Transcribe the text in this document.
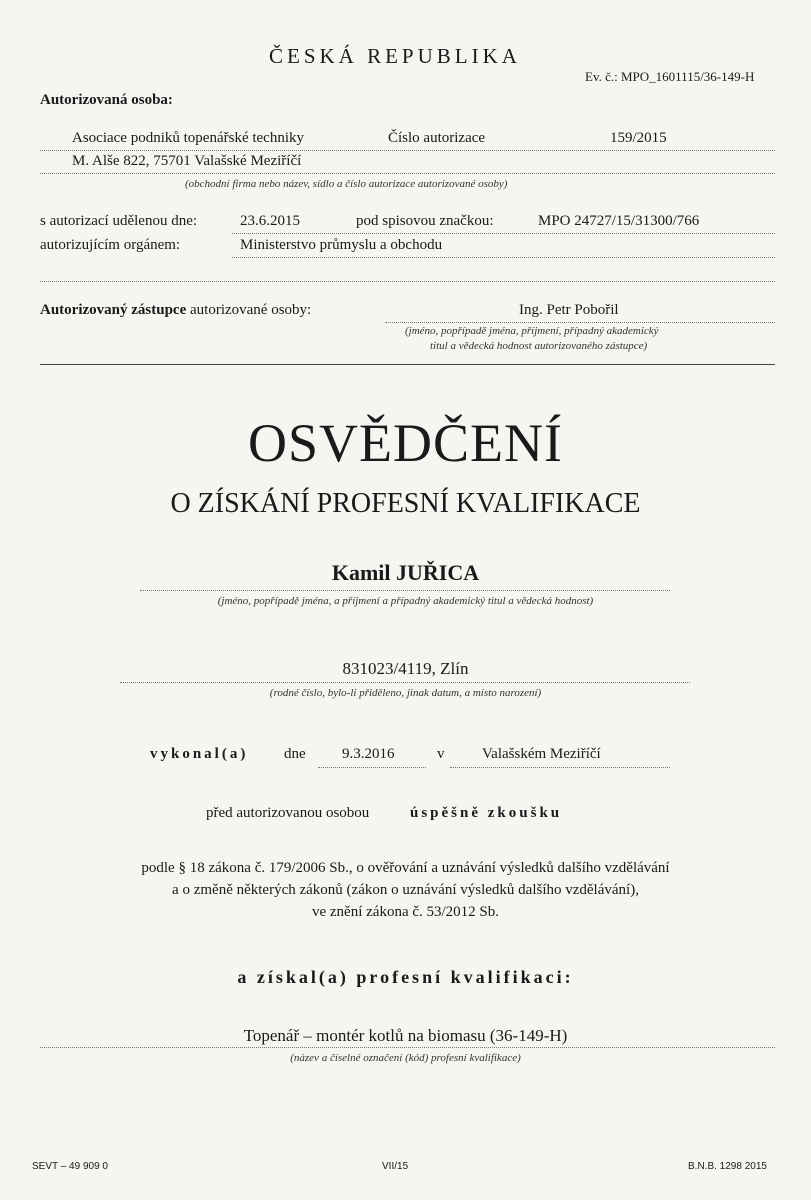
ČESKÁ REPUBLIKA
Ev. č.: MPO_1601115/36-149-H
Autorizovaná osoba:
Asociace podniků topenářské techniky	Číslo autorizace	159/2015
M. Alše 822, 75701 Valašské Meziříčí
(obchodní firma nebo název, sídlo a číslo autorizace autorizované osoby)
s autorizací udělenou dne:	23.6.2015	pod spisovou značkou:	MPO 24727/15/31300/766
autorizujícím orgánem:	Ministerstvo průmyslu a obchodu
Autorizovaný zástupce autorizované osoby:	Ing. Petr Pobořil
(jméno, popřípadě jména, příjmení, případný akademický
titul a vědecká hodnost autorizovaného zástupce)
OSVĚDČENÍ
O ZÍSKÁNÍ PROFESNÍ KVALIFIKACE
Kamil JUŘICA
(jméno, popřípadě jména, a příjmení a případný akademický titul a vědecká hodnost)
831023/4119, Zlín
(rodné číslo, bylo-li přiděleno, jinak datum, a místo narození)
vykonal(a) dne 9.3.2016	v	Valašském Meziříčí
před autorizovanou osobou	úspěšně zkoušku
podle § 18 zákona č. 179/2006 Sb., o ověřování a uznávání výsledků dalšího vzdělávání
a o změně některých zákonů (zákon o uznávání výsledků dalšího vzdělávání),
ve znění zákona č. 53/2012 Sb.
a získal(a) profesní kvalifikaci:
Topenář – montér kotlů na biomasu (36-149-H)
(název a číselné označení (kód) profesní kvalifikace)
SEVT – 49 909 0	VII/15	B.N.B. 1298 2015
******************************
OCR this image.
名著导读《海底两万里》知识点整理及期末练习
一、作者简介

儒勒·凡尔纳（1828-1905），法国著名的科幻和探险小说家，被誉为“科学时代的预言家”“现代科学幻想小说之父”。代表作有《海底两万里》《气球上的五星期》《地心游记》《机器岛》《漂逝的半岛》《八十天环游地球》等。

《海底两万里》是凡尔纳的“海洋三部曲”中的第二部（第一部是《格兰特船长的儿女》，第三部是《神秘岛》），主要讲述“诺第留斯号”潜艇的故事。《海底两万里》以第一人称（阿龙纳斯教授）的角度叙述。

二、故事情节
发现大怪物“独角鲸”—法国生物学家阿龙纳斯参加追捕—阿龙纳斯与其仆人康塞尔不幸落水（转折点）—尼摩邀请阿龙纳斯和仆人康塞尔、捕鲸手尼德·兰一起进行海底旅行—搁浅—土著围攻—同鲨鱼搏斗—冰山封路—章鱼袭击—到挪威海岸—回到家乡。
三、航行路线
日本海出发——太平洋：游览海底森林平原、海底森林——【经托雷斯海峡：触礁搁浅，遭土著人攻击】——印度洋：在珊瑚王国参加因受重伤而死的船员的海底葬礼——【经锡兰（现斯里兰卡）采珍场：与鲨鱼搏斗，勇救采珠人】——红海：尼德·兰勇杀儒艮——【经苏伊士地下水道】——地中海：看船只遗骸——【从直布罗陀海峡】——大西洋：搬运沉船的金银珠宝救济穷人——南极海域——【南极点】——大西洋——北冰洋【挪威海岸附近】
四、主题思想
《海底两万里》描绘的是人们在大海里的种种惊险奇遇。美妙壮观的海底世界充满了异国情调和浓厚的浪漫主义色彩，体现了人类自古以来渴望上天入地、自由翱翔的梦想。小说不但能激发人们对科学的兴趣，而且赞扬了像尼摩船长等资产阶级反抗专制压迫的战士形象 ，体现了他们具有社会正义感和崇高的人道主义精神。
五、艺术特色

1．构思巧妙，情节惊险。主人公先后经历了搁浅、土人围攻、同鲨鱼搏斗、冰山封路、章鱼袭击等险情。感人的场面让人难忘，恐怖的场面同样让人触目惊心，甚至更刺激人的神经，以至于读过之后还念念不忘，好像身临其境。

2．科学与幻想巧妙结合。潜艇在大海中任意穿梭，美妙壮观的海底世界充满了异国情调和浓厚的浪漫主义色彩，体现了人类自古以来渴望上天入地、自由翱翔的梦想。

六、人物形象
******************************
PROBLEM TO WORK ON: Determine how many lines of the data contain the word "uznávání", and reply with that number only.

RESPONSE TO THIS TASK: 2